Gather the lines from the material that contain "data".

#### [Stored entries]
:::::

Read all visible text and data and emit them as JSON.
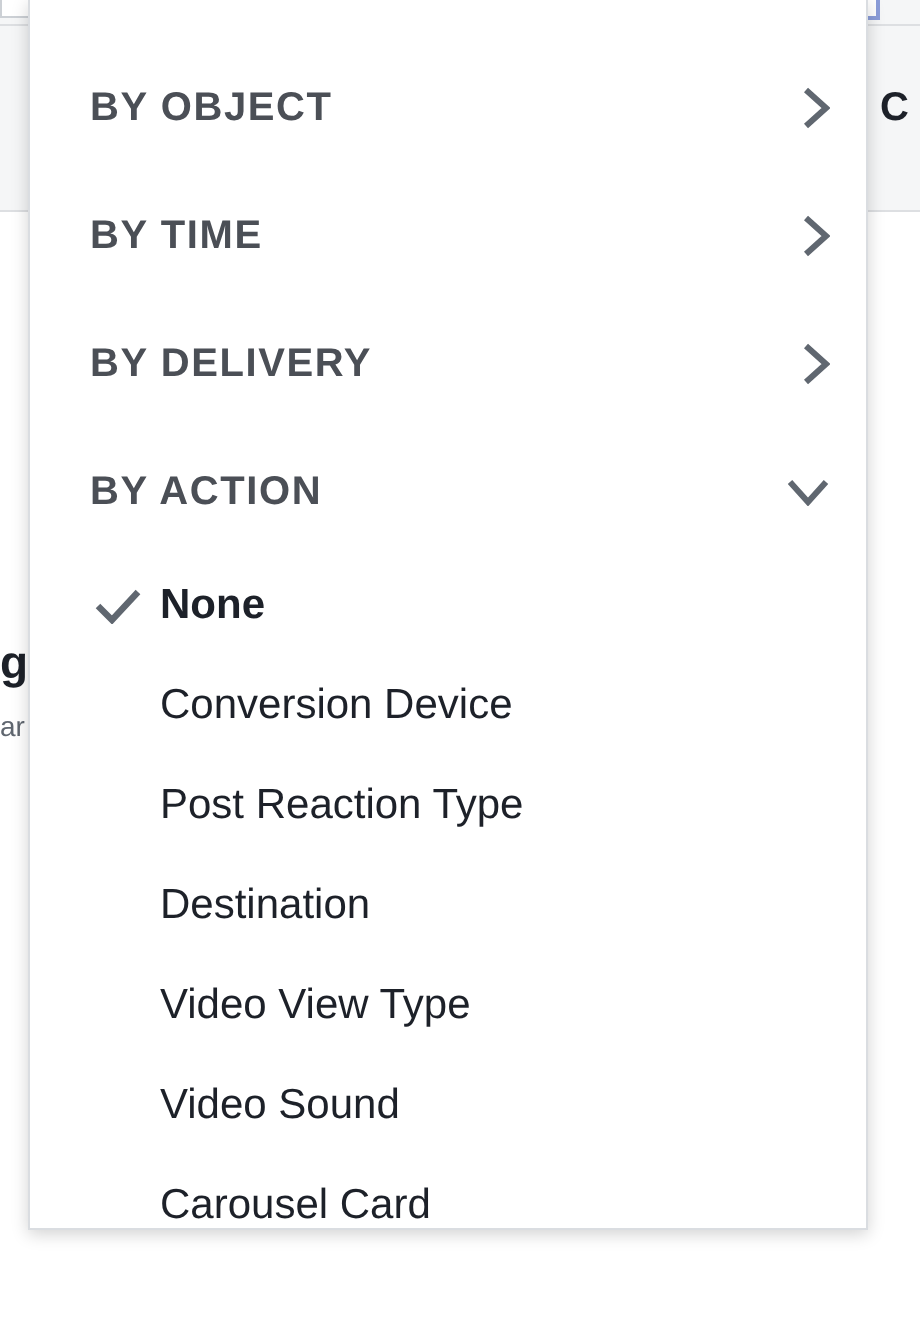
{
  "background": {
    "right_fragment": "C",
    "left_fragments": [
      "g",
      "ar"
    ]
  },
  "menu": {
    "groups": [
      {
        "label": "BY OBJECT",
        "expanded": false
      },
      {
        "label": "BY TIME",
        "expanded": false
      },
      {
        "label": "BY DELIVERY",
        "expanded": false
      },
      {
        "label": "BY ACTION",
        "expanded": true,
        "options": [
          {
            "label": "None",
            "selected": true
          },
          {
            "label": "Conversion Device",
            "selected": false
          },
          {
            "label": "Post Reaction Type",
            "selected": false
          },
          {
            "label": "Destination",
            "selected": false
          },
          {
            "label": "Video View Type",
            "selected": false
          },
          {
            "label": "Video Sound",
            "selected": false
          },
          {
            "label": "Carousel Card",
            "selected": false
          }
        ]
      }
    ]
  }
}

:::::

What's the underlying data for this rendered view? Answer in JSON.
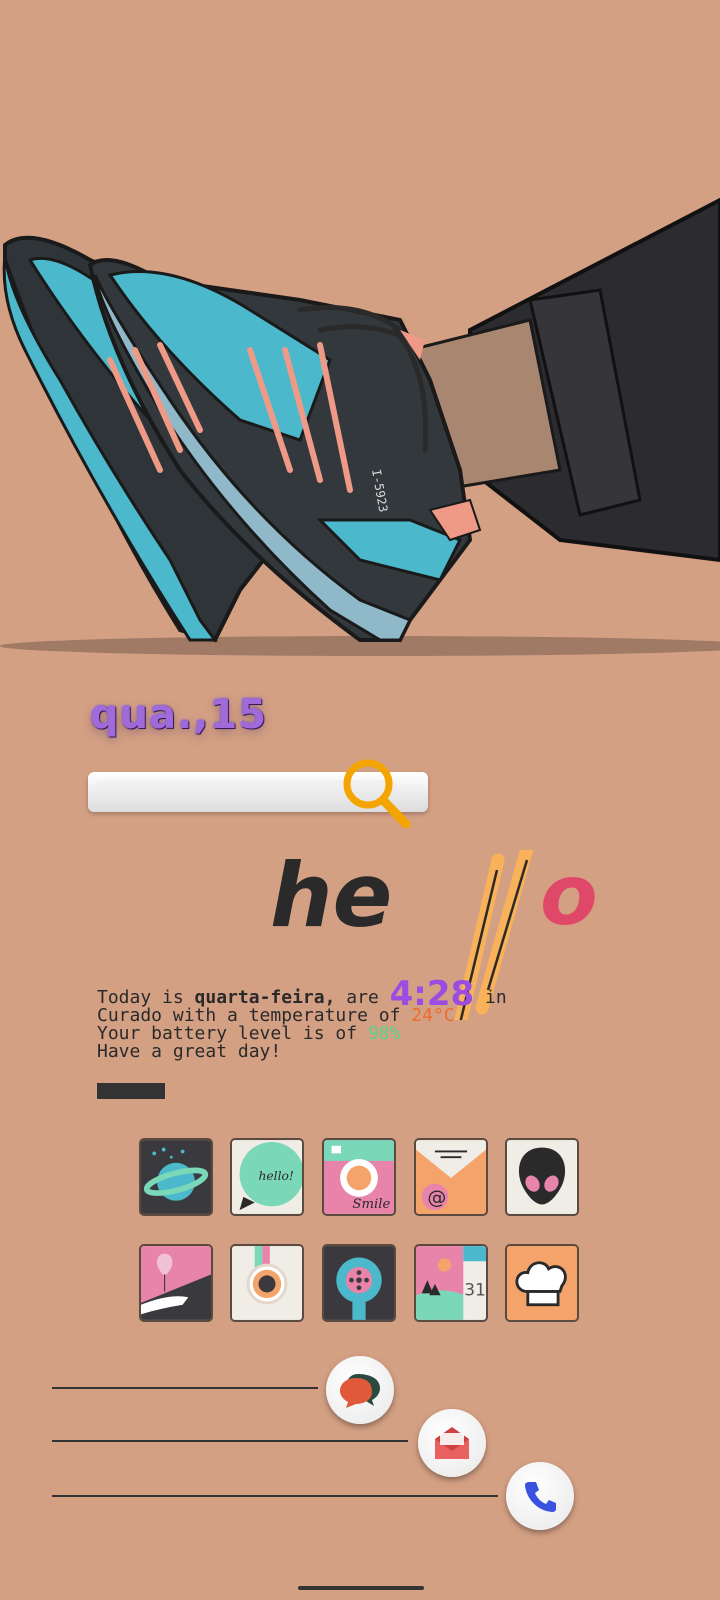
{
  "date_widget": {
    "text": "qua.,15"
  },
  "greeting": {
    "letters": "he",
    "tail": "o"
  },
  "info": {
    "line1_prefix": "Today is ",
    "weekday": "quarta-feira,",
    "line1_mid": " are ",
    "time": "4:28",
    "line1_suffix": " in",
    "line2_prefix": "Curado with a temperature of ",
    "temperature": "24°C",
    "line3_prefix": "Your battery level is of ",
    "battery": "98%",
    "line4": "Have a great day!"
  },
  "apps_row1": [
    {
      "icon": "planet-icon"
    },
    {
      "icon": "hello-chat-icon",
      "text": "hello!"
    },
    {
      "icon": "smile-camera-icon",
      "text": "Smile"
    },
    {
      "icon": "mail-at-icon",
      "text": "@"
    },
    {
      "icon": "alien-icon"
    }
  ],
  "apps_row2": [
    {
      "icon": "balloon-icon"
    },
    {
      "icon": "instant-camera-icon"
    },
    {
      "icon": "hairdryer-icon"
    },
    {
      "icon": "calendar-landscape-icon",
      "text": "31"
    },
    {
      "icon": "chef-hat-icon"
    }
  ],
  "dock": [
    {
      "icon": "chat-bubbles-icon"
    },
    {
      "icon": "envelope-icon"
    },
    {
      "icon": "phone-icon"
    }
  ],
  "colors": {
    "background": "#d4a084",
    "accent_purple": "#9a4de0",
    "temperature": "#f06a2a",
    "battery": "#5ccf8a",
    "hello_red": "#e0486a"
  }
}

:::::

#### [TASK SOLUTION]
Read all visible text and data and emit them as JSON.
What's the underlying data for this rendered view? Answer in JSON.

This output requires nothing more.